▶ TASKS TO PERFORM
1 > Summarize the abstract in two sentences.
2 > Return the abstract's wording unchanged, everything from "Title: A unified" down to "Diego (United States)".
3 > Translate this sentence from the abstract into Spanish: "The proposed statistic imposes no assumptions on the data types, dependency, and the underlying models."

▶ SOURCE EXTRACT
▼
Title: A unified nonparametric procedure on detecting spurious discoveries under sparse signals
Authors: Wen Zhou - Colorado State University (United States) [presenting]
Chao Zheng - University of Melbourne (Australia)
Wenxin Zhou - University of California San Diego (United States)
Lyuou Zhang - Colorado State University (United States)
Abstract: Identifying a subset of response-associated covariates from a large number of candidates has become a fundamental tool for scientific discoveries, particularly in biology including the differential analysis in genomics and the genome-wide association study in genetics. However, given the high dimensionality and the sparsity of signals in data, spurious discoveries can easily arise. Also, the ubiquitous data with mixed types, along with complex dependence, greatly limit the applicability of the traditional goodness-of-fit-based procedures. We introduce a statistical measure on the goodness of spurious fit based on the maximum rank correlations among predictors and responses. The proposed statistic imposes no assumptions on the data types, dependency, and the underlying models. We derive the asymptotic distribution of such goodness of spurious fit under very mild assumptions on the associations among predictors and responses. Such an asymptotic distribution depends on the sample size, ambient dimension, the number of predictors under study, and the covariance information. We propose a multiplier bootstrap procedure to estimate such a distribution and utilize it as the benchmark to guard against spurious discoveries. It is also applied to the variable selection problems for the high dimensional generalized regressions. We applied our method to genetic studies to demonstrate that the proposed measure provides a statistical verification of the detected biomarkers.
▲
▶ SUPPLIED DATA
▼
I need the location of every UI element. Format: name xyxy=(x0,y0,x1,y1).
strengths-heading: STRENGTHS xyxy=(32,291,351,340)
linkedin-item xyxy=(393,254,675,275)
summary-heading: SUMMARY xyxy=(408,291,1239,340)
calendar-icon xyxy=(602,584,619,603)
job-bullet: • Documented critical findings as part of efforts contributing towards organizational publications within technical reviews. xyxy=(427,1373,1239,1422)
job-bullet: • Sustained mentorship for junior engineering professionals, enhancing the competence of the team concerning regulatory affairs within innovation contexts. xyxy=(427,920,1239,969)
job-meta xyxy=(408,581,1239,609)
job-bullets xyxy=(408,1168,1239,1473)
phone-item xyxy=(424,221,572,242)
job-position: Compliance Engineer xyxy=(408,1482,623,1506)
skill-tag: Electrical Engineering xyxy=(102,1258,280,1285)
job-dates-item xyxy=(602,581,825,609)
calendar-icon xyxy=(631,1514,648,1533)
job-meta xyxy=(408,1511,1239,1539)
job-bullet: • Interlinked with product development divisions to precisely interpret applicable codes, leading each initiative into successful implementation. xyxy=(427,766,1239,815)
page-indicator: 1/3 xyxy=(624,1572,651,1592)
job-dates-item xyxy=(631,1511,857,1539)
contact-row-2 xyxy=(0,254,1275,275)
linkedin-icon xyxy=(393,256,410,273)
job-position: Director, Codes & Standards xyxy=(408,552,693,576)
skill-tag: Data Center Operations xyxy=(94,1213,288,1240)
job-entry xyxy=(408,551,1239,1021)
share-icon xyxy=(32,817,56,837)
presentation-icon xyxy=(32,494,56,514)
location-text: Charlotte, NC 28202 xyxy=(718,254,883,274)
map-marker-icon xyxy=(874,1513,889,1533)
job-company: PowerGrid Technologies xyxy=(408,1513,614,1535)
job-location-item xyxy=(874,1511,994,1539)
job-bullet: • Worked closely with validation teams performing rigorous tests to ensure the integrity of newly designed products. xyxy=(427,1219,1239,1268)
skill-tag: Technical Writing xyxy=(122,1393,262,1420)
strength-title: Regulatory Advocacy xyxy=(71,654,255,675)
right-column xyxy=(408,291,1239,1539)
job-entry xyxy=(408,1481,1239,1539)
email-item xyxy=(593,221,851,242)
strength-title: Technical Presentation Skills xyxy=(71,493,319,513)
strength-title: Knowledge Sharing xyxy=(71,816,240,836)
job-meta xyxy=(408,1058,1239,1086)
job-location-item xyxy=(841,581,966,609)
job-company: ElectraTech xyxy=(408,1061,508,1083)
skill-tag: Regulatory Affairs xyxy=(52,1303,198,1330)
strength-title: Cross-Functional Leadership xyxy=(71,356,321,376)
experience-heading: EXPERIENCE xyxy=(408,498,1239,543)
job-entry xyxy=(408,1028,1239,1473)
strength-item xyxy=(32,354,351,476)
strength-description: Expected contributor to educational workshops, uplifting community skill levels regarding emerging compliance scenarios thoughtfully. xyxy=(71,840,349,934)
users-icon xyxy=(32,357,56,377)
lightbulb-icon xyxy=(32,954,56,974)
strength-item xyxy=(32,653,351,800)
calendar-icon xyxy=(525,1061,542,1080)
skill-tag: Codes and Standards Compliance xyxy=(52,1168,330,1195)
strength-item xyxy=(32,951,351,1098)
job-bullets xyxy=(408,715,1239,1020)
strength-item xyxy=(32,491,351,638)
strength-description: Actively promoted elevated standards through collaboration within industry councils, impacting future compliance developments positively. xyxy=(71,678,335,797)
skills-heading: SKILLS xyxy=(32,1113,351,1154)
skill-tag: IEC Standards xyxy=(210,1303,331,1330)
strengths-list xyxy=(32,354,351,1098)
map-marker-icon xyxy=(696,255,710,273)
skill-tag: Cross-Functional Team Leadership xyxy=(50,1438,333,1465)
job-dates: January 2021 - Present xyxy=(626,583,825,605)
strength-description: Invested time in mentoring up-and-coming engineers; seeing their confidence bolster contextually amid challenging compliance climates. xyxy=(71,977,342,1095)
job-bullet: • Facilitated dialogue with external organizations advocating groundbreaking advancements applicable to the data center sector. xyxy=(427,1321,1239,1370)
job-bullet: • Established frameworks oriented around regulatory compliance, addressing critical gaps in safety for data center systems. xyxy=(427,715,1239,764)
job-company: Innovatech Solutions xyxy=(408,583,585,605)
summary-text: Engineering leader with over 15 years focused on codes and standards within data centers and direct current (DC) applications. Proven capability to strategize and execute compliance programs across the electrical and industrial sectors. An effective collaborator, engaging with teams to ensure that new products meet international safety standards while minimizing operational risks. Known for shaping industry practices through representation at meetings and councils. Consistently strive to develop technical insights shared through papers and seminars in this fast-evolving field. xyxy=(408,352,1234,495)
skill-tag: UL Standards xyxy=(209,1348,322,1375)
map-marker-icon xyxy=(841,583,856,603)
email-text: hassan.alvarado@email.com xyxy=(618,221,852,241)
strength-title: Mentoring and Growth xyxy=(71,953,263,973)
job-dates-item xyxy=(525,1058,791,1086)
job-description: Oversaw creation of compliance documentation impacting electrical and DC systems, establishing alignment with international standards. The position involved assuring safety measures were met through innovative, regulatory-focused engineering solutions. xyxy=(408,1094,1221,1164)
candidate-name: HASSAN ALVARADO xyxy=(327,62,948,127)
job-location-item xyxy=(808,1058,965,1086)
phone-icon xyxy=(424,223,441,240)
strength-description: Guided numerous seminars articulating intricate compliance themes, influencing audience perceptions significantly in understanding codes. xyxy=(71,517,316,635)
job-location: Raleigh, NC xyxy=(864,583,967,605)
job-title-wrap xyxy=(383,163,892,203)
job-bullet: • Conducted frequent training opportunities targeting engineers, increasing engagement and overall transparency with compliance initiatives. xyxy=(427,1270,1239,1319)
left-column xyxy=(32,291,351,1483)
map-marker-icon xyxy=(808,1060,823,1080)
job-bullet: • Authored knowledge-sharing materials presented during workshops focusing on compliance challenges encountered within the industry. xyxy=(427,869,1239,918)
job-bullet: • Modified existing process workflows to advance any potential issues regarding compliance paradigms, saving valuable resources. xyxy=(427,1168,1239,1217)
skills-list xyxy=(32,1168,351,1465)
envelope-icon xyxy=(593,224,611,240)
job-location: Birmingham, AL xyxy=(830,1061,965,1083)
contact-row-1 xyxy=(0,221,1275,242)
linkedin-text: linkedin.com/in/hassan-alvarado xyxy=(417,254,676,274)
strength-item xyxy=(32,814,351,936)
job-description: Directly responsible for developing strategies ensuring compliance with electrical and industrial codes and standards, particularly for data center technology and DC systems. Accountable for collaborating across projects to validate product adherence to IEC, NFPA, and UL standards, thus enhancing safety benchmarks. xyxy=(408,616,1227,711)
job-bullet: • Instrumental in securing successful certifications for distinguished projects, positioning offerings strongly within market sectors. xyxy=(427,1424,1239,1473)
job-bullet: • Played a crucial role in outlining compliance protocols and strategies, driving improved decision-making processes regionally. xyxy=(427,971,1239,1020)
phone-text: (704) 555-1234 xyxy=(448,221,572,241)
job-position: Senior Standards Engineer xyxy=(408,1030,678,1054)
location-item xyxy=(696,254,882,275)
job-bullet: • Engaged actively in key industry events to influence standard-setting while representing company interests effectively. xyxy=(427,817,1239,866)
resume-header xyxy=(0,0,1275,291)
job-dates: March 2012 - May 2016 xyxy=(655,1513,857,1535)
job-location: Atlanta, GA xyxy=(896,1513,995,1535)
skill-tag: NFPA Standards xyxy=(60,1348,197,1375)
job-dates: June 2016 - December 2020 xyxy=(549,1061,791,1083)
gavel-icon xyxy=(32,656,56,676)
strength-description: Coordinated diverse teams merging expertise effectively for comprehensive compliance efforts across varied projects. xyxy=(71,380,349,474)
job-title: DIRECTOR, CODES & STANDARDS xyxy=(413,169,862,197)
▲
▶ RESULTS FOR EACH TASK
1 > The abstract introduces a measure of the goodness of spurious fit based on the maximum rank correlations among predictors and responses, and this statistic imposes no assumptions on data types, dependency, or underlying models. The authors derive its asymptotic distribution, estimate it with a multiplier bootstrap procedure that serves as a benchmark against spurious discoveries, and apply the method to genetic studies to verify detected biomarkers.

2 >
Title: A unified nonparametric procedure on detecting spurious discoveries under sparse signals
Authors: Wen Zhou - Colorado State University (United States) [presenting]
Chao Zheng - University of Melbourne (Australia)
Wenxin Zhou - University of California San Diego (United States)

3 > El estadístico propuesto no impone supuestos sobre los tipos de datos, la dependencia ni los modelos subyacentes.